Begin EXCERPTED DATA
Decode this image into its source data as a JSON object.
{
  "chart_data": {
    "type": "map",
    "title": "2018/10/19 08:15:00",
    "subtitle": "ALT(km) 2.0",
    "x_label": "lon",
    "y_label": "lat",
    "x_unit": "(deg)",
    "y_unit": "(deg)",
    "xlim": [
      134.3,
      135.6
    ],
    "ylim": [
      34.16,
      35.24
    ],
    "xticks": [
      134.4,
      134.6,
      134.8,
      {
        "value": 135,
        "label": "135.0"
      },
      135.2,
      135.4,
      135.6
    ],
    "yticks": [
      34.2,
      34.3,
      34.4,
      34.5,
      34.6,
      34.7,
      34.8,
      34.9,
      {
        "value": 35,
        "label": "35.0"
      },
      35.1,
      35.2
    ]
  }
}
End EXCERPTED DATA
» YOUR OBJECTIVE: Every record above must be duplicated exactly.

» EXERCISE OUTPUT:
Decode this image into its source data as a JSON object.
{
  "chart_data": {
    "type": "map",
    "title": "2018/10/19 08:15:00",
    "subtitle": "ALT(km) 2.0",
    "x_label": "lon",
    "y_label": "lat",
    "x_unit": "(deg)",
    "y_unit": "(deg)",
    "xlim": [
      134.3,
      135.6
    ],
    "ylim": [
      34.16,
      35.24
    ],
    "xticks": [
      134.4,
      134.6,
      134.8,
      {
        "value": 135,
        "label": "135.0"
      },
      135.2,
      135.4,
      135.6
    ],
    "yticks": [
      34.2,
      34.3,
      34.4,
      34.5,
      34.6,
      34.7,
      34.8,
      34.9,
      {
        "value": 35,
        "label": "35.0"
      },
      35.1,
      35.2
    ]
  }
}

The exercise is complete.